Data entries:
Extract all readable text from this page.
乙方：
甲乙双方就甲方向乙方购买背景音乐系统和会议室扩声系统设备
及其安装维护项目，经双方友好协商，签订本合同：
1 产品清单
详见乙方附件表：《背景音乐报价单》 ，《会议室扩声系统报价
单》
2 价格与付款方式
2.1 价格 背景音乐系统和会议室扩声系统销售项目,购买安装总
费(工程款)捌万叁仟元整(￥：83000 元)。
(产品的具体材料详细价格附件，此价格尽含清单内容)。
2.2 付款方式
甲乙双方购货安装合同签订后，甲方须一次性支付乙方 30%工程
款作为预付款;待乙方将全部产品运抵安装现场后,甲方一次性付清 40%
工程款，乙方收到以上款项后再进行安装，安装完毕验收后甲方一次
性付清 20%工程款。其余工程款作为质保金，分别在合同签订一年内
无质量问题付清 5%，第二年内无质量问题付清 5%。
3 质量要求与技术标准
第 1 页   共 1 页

--

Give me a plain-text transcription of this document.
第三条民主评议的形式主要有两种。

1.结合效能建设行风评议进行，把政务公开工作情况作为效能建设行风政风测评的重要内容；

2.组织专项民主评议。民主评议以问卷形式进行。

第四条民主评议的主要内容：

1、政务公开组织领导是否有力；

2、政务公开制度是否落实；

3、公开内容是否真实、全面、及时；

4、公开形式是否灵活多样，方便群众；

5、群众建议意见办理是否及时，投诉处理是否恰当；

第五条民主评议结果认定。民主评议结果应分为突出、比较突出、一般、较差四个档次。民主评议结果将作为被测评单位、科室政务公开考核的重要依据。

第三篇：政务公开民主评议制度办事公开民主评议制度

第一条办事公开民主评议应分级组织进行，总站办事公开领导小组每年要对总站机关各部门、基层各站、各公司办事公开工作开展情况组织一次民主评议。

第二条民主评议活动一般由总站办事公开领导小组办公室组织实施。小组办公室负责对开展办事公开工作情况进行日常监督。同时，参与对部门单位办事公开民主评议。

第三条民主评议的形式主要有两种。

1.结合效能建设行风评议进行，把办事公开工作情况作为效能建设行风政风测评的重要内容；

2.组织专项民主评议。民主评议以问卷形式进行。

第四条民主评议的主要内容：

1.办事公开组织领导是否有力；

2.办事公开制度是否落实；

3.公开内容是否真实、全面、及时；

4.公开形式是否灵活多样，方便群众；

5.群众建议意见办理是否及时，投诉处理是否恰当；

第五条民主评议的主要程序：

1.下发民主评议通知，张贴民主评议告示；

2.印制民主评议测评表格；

* * *

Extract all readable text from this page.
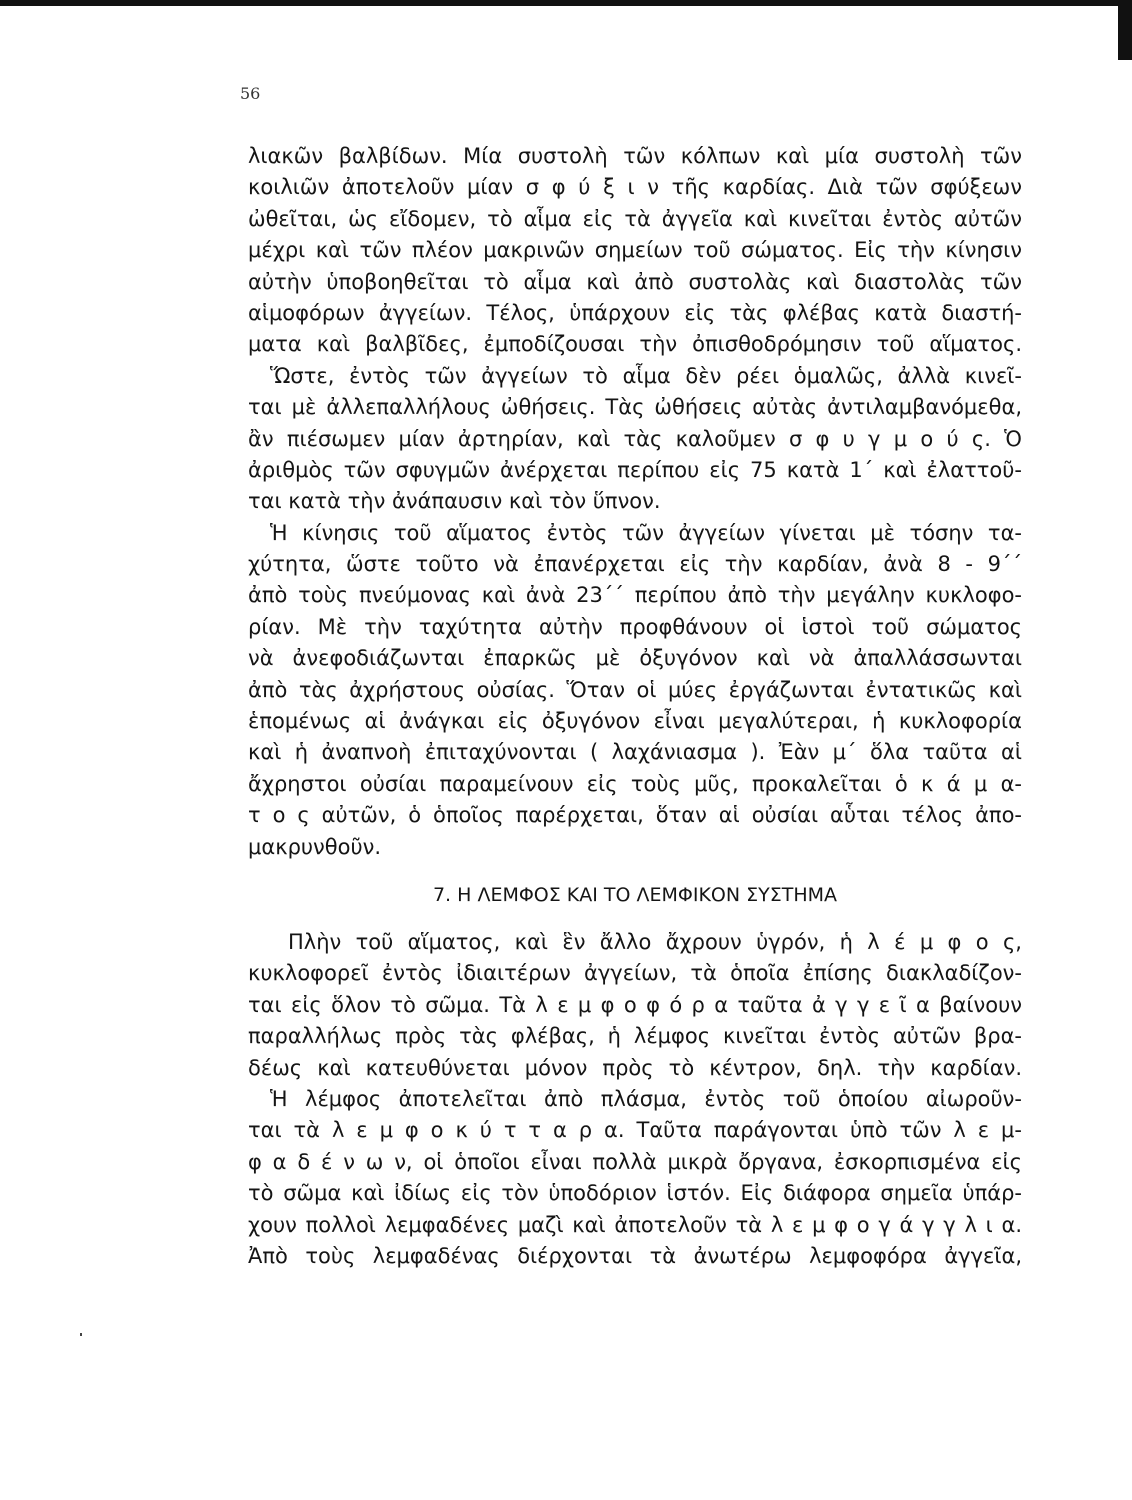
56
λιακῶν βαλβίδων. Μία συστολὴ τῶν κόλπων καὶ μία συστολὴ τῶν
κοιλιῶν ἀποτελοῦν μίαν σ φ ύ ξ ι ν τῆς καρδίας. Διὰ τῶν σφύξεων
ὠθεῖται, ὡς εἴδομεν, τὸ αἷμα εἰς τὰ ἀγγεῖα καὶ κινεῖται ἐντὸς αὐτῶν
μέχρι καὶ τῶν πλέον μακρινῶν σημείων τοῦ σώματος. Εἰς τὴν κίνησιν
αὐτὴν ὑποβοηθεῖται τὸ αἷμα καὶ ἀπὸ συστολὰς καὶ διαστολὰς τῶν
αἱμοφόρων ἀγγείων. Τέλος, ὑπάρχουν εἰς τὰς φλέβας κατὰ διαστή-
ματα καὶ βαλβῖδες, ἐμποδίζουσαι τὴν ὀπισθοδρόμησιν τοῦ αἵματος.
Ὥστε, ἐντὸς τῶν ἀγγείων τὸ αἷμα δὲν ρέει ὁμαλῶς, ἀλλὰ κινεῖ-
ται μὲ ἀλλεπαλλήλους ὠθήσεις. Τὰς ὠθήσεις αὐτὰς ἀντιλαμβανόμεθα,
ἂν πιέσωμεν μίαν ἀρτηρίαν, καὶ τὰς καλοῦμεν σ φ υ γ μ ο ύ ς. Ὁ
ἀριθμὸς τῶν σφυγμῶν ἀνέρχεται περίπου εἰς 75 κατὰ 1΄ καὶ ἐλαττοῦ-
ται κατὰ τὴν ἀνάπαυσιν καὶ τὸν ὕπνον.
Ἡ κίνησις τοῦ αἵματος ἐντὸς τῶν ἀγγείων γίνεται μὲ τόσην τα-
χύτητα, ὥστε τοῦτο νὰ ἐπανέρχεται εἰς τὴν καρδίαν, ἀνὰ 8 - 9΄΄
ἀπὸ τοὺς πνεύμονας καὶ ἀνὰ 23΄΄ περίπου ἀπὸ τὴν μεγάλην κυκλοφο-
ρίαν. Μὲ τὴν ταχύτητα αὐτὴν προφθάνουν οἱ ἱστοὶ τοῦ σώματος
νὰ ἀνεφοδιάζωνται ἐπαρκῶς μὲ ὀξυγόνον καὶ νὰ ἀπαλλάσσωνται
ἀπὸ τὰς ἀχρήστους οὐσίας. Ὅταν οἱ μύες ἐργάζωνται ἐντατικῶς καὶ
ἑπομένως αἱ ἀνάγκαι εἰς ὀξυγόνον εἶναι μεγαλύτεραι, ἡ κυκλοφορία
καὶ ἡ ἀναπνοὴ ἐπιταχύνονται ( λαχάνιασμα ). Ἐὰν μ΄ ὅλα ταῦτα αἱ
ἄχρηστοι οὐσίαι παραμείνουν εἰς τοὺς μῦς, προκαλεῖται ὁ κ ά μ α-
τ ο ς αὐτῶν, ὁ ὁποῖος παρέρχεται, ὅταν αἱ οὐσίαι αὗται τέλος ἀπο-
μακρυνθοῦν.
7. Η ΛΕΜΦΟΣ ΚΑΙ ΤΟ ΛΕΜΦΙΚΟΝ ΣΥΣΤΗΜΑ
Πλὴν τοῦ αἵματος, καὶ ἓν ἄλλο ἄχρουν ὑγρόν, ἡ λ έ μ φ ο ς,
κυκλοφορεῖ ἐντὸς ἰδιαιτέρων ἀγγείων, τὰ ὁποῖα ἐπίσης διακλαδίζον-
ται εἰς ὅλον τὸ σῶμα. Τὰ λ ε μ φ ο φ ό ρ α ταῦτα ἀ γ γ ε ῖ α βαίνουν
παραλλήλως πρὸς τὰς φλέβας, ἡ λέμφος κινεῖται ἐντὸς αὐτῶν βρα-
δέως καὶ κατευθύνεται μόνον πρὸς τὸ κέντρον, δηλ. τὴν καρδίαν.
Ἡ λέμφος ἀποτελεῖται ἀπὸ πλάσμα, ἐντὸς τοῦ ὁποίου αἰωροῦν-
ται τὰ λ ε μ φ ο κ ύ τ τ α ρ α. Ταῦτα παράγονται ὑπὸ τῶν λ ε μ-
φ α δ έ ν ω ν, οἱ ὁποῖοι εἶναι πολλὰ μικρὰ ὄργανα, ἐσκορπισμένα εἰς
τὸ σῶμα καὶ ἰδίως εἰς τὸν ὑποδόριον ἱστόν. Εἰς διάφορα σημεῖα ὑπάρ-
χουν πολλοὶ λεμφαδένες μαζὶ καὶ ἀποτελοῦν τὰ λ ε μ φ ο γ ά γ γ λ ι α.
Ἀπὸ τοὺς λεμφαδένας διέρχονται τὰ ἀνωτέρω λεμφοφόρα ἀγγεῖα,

» **Written problem**: Determine how many lines in the records contain "κινεῖται", and reply with the number only.

» **Task response**: 2